◆ **PAGE**:

# Desperately need advice



## Gimli (8/5/18)

Hi All

I'm sure this isnt the 1st time this has been asked and I have tried to look around the forum. Still new to the foorum and struggling to find what Im looking for.

I currently vape with a Smok AL85 an dwould like to upgrade my mod. I already have a Vandyvape Kylin RTA an a VGOD Elite clone RDA.

I have been looking at getting a Voopoo Drag Resin or the Geekvape Gbox Squonker.

Any advice on these devices or a suggestion to something in a simliar price range would help a load.

Thanks for any help


----------



## Stosta (8/5/18)

From what I've heard you won't be disappointed with the Drag @Gimli .

I personally don't like it but only due to the way it looks. If you like / don't mind it then I think you'll be quite happy with it!


----------



## Yuvir Punwasi (8/5/18)

Voopoo drag is an excellent choice not crazy expensive and a good well round performer just make sure u have a 2 bay battery charger and 2 batteries as the al85 uses only 1


----------



## Nadim_Paruk (8/5/18)

Hi @Gimli,

I'm gonna go with a Minikin V2 or Minikin Reborn, and even though I have not owned any of those mods, all I hear is good reviews on both mods.

What is your budget for your new mod?

Reactions: Agree 2


----------



## vicTor (8/5/18)

I agree on the V2's, I have 2, daily drivers, rock solid, but depends on your budget I guess

Reactions: Agree 2


----------



## Anvil (8/5/18)

I will second a minikin V2. Good chipset and great performer, also find it a lot more comfortable in my hand than the drag.

Reactions: Agree 2


----------



## Gimli (8/5/18)

Nadim_Paruk said:


> Hi @Gimli,
> 
> I'm gonna go with a Minikin V2 or Minikin Reborn, and even though I have not owned any of those mods, all I hear is good reviews on both mods.
> 
> What is your budget for your new mod?

◆ **PROBLEMS AND TASKS**:
1. Name every distinct forum member who posted in the vape mod thread above.
2. Write what comes next in the vape mod thread above, picking up after its final line.

◆ **DATA EXTRACT**:
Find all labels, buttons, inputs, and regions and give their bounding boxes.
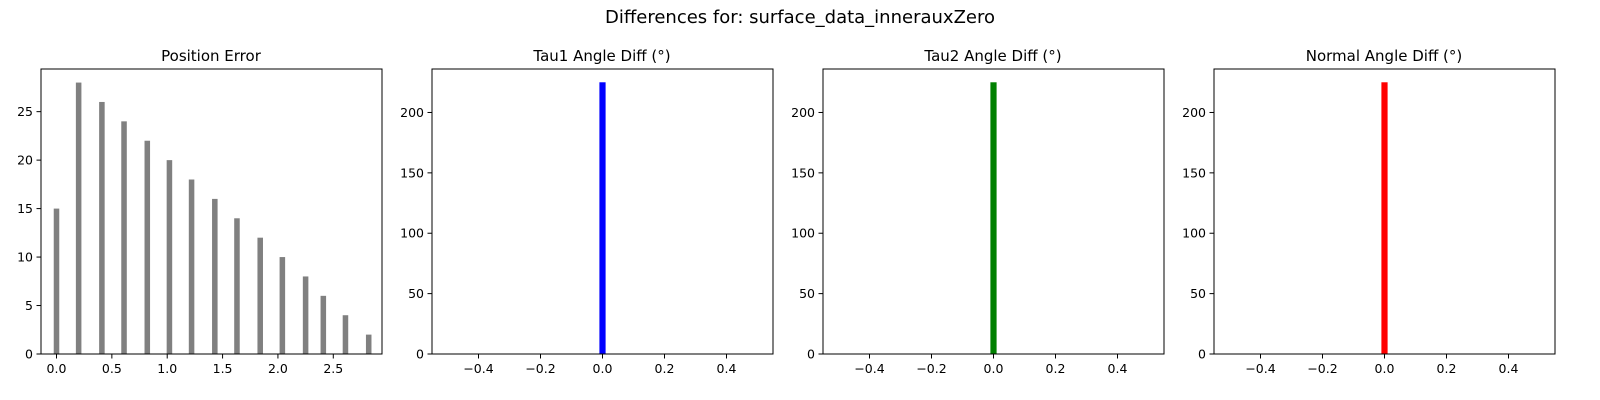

◆ **TASK-BY-TASK ANSWERS**:
1. Gimli, Stosta, Yuvir Punwasi, Nadim_Paruk, vicTor, Anvil

2.
Thanks for the advice, thinking of spending maybe R1500, will look into those mods and see if i can find it near me.


----------



## Nadim_Paruk (8/5/18)

Anvil said:


> I will second a minikin V2. Good chipset and great performer, also find it a lot more comfortable in my hand than the drag.


I might just change my daily driver to a Minikin V2... Great Mod for sure

Reactions: Like 1 | Agree 2


----------



## Nadim_Paruk (8/5/18)

Gimli said:


> Thanks for the advice, thinking of spending maybe R1500, will look into those mods and see if i can find it near me.


Great stuff

Your budget will surely allow for a great mod to purchase...

I'm sure other vapers will agree with me when I say - Do Your Research 

All the best!

Reactions: Like 1


----------



## Kalashnikov (8/5/18)

The drag has been around for a while and imho i think its outdated...I think there are alot better options out there using 21700 batteries. Look at the ijoy epsion solo or istick pico 21700. Using that you could always carry a spare battery but using a 21700 that should get you through an entire day vaping. Unless you vape 50+ watts...

https://blingsa.co.za/products/joyetech-espion-solo-21700-80w-tc-box-mod-4000mah
https://blingsa.co.za/products/eleaf-istick-pico-21700-100w-tc-box-mod-4000mah

Reactions: Thanks 1


----------



## Hallucinated_ (8/5/18)

The paint quality on the Voopoo Drag is garbage, even with a sleeve it will chip within a month of usage.

Reactions: Agree 1


----------



## Darius1332 (8/5/18)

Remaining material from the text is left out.